• [TASK REQUIREMENTS] In the records below, pick out all lines containing the word "可表示为".

• [AVAILABLE DATA]
━━━━━━━━━━━━━━━━

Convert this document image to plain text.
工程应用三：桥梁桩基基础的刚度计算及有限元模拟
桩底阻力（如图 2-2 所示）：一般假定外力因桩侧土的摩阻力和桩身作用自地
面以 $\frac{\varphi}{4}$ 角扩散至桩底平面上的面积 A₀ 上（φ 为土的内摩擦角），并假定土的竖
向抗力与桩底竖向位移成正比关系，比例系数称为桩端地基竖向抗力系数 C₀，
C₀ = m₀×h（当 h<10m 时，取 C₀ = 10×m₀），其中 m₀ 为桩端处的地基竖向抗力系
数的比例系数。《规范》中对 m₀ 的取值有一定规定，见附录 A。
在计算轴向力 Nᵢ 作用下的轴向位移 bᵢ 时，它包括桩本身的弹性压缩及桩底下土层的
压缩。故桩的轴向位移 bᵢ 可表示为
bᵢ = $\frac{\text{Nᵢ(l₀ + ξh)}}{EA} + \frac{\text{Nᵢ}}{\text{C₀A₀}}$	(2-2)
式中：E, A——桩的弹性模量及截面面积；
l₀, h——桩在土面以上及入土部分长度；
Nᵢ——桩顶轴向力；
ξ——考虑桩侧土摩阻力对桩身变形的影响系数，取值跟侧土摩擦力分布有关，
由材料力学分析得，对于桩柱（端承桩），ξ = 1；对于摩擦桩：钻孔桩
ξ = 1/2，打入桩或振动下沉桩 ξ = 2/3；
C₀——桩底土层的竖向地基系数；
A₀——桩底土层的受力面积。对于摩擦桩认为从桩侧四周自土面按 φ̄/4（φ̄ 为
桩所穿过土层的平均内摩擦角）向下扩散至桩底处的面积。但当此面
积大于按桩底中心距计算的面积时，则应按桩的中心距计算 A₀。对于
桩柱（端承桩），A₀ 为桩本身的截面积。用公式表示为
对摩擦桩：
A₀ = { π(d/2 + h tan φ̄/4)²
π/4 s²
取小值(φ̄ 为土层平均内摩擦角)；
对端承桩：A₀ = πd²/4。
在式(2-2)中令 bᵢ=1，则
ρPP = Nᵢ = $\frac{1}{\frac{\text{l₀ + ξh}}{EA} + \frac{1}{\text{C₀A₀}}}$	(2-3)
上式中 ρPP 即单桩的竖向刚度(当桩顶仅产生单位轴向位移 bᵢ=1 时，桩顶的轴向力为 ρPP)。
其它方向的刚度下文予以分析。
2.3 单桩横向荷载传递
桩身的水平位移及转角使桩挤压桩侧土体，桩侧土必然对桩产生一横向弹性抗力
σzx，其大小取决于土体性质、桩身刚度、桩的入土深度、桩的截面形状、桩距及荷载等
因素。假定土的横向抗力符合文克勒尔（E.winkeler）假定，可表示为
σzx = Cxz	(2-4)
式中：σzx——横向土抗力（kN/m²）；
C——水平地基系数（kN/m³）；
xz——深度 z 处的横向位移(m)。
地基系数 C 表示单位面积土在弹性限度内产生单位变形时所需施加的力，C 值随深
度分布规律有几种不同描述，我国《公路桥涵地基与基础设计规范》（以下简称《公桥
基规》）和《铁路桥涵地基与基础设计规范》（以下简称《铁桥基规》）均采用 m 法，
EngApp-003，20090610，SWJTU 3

━━━━━━━━━━━━━━━━

• [IN RESPONSE]
压缩。故桩的轴向位移 bᵢ 可表示为
因素。假定土的横向抗力符合文克勒尔（E.winkeler）假定，可表示为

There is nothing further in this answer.